## Task instructions
Rewrite the records below, renaming every "legend-marker" to "legend-symbol" and leaving all else as it stands.

## Provided records
--- --- ---
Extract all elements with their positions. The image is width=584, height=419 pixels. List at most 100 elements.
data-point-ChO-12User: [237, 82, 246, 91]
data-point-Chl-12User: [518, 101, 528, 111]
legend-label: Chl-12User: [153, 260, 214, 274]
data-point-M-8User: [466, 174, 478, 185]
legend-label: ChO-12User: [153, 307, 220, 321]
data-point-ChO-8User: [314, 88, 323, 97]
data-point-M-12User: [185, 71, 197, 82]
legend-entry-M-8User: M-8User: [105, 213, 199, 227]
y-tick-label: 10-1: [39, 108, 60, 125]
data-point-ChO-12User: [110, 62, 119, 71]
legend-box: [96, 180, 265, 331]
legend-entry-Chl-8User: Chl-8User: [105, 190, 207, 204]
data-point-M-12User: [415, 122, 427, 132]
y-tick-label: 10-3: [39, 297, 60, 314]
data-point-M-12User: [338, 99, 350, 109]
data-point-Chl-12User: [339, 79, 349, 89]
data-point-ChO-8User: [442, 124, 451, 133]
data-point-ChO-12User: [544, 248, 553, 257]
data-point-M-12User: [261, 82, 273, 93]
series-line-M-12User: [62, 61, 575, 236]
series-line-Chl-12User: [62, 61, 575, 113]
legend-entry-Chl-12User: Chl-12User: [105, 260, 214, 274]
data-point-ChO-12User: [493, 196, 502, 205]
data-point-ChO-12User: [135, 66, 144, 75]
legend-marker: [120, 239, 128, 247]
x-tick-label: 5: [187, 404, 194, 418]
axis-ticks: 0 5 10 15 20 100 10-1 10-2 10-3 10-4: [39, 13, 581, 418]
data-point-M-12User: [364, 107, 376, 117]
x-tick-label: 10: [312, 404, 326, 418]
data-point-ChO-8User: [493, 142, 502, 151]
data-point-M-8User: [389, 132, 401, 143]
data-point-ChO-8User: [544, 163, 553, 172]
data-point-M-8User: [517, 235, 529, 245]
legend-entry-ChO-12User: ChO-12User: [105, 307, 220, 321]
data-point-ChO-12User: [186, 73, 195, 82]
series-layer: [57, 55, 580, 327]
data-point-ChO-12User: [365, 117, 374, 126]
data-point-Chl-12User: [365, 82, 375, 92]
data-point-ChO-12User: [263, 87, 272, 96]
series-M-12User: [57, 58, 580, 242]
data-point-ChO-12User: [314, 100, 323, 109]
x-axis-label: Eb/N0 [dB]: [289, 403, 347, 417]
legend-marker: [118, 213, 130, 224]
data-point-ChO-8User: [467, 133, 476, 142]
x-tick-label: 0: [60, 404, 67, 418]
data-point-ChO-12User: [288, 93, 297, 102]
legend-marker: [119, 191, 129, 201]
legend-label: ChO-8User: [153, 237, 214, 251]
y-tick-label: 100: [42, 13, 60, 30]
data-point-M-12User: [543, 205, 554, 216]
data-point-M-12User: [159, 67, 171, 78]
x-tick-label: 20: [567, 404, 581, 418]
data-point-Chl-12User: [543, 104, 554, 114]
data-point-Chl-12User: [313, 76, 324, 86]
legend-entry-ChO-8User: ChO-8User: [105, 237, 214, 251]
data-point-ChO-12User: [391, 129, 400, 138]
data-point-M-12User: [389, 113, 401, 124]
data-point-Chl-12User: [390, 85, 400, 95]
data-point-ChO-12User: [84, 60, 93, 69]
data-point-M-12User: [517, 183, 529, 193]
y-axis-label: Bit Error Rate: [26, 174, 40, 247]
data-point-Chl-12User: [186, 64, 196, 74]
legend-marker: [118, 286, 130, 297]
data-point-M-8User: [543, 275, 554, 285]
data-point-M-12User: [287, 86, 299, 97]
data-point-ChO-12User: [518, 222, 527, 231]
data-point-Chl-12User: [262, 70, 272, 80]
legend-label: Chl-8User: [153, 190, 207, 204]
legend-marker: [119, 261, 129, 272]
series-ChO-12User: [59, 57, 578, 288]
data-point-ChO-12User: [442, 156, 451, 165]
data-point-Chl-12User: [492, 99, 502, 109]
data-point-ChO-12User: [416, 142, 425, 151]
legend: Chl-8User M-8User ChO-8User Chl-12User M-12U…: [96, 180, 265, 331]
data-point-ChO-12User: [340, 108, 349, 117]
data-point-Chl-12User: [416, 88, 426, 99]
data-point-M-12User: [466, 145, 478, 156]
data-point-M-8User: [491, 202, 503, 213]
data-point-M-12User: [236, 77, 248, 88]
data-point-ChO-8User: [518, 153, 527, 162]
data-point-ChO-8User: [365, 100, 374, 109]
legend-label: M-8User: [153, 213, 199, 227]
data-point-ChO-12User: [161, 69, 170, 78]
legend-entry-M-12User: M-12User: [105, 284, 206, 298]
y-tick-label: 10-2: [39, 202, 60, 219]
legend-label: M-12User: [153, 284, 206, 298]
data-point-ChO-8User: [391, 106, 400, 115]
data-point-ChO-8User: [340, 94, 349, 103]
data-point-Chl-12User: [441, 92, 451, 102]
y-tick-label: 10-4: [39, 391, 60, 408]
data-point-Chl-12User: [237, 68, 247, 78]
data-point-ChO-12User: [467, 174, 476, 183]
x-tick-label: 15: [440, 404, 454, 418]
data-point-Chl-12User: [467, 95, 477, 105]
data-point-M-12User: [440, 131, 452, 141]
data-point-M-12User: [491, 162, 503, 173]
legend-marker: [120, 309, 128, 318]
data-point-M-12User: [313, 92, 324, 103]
--- --- ---
## Answer to the task
Extract all elements with their positions. The image is width=584, height=419 pixels. List at most 100 elements.
data-point-ChO-12User: [237, 82, 246, 91]
data-point-Chl-12User: [518, 101, 528, 111]
legend-label: Chl-12User: [153, 260, 214, 274]
data-point-M-8User: [466, 174, 478, 185]
legend-label: ChO-12User: [153, 307, 220, 321]
data-point-ChO-8User: [314, 88, 323, 97]
data-point-M-12User: [185, 71, 197, 82]
legend-entry-M-8User: M-8User: [105, 213, 199, 227]
y-tick-label: 10-1: [39, 108, 60, 125]
data-point-ChO-12User: [110, 62, 119, 71]
legend-box: [96, 180, 265, 331]
legend-entry-Chl-8User: Chl-8User: [105, 190, 207, 204]
data-point-M-12User: [415, 122, 427, 132]
y-tick-label: 10-3: [39, 297, 60, 314]
data-point-M-12User: [338, 99, 350, 109]
data-point-Chl-12User: [339, 79, 349, 89]
data-point-ChO-8User: [442, 124, 451, 133]
data-point-ChO-12User: [544, 248, 553, 257]
data-point-M-12User: [261, 82, 273, 93]
series-line-M-12User: [62, 61, 575, 236]
series-line-Chl-12User: [62, 61, 575, 113]
legend-entry-Chl-12User: Chl-12User: [105, 260, 214, 274]
data-point-ChO-12User: [493, 196, 502, 205]
data-point-ChO-12User: [135, 66, 144, 75]
legend-symbol: [120, 239, 128, 247]
x-tick-label: 5: [187, 404, 194, 418]
axis-ticks: 0 5 10 15 20 100 10-1 10-2 10-3 10-4: [39, 13, 581, 418]
data-point-M-12User: [364, 107, 376, 117]
x-tick-label: 10: [312, 404, 326, 418]
data-point-ChO-8User: [493, 142, 502, 151]
data-point-M-8User: [389, 132, 401, 143]
data-point-ChO-8User: [544, 163, 553, 172]
data-point-M-8User: [517, 235, 529, 245]
legend-entry-ChO-12User: ChO-12User: [105, 307, 220, 321]
data-point-ChO-12User: [186, 73, 195, 82]
series-layer: [57, 55, 580, 327]
data-point-ChO-12User: [365, 117, 374, 126]
data-point-Chl-12User: [365, 82, 375, 92]
data-point-ChO-12User: [263, 87, 272, 96]
series-M-12User: [57, 58, 580, 242]
data-point-ChO-12User: [314, 100, 323, 109]
x-axis-label: Eb/N0 [dB]: [289, 403, 347, 417]
legend-symbol: [118, 213, 130, 224]
data-point-ChO-8User: [467, 133, 476, 142]
x-tick-label: 0: [60, 404, 67, 418]
data-point-ChO-12User: [288, 93, 297, 102]
legend-symbol: [119, 191, 129, 201]
legend-label: ChO-8User: [153, 237, 214, 251]
y-tick-label: 100: [42, 13, 60, 30]
data-point-M-12User: [543, 205, 554, 216]
data-point-M-12User: [159, 67, 171, 78]
x-tick-label: 20: [567, 404, 581, 418]
data-point-Chl-12User: [543, 104, 554, 114]
data-point-Chl-12User: [313, 76, 324, 86]
legend-entry-ChO-8User: ChO-8User: [105, 237, 214, 251]
data-point-ChO-12User: [391, 129, 400, 138]
data-point-M-12User: [389, 113, 401, 124]
data-point-Chl-12User: [390, 85, 400, 95]
data-point-ChO-12User: [84, 60, 93, 69]
data-point-M-12User: [517, 183, 529, 193]
y-axis-label: Bit Error Rate: [26, 174, 40, 247]
data-point-Chl-12User: [186, 64, 196, 74]
legend-symbol: [118, 286, 130, 297]
data-point-M-8User: [543, 275, 554, 285]
data-point-M-12User: [287, 86, 299, 97]
data-point-ChO-12User: [518, 222, 527, 231]
data-point-Chl-12User: [262, 70, 272, 80]
legend-label: Chl-8User: [153, 190, 207, 204]
legend-symbol: [119, 261, 129, 272]
series-ChO-12User: [59, 57, 578, 288]
data-point-ChO-12User: [442, 156, 451, 165]
data-point-Chl-12User: [492, 99, 502, 109]
data-point-ChO-12User: [416, 142, 425, 151]
legend: Chl-8User M-8User ChO-8User Chl-12User M-12U…: [96, 180, 265, 331]
data-point-ChO-12User: [340, 108, 349, 117]
data-point-Chl-12User: [416, 88, 426, 99]
data-point-M-12User: [466, 145, 478, 156]
data-point-M-8User: [491, 202, 503, 213]
data-point-M-12User: [236, 77, 248, 88]
data-point-ChO-8User: [518, 153, 527, 162]
data-point-ChO-8User: [365, 100, 374, 109]
legend-label: M-8User: [153, 213, 199, 227]
data-point-ChO-12User: [161, 69, 170, 78]
legend-entry-M-12User: M-12User: [105, 284, 206, 298]
y-tick-label: 10-2: [39, 202, 60, 219]
legend-label: M-12User: [153, 284, 206, 298]
data-point-ChO-8User: [391, 106, 400, 115]
data-point-ChO-8User: [340, 94, 349, 103]
data-point-Chl-12User: [441, 92, 451, 102]
y-tick-label: 10-4: [39, 391, 60, 408]
data-point-Chl-12User: [237, 68, 247, 78]
data-point-ChO-12User: [467, 174, 476, 183]
x-tick-label: 15: [440, 404, 454, 418]
data-point-Chl-12User: [467, 95, 477, 105]
data-point-M-12User: [440, 131, 452, 141]
data-point-M-12User: [491, 162, 503, 173]
legend-symbol: [120, 309, 128, 318]
data-point-M-12User: [313, 92, 324, 103]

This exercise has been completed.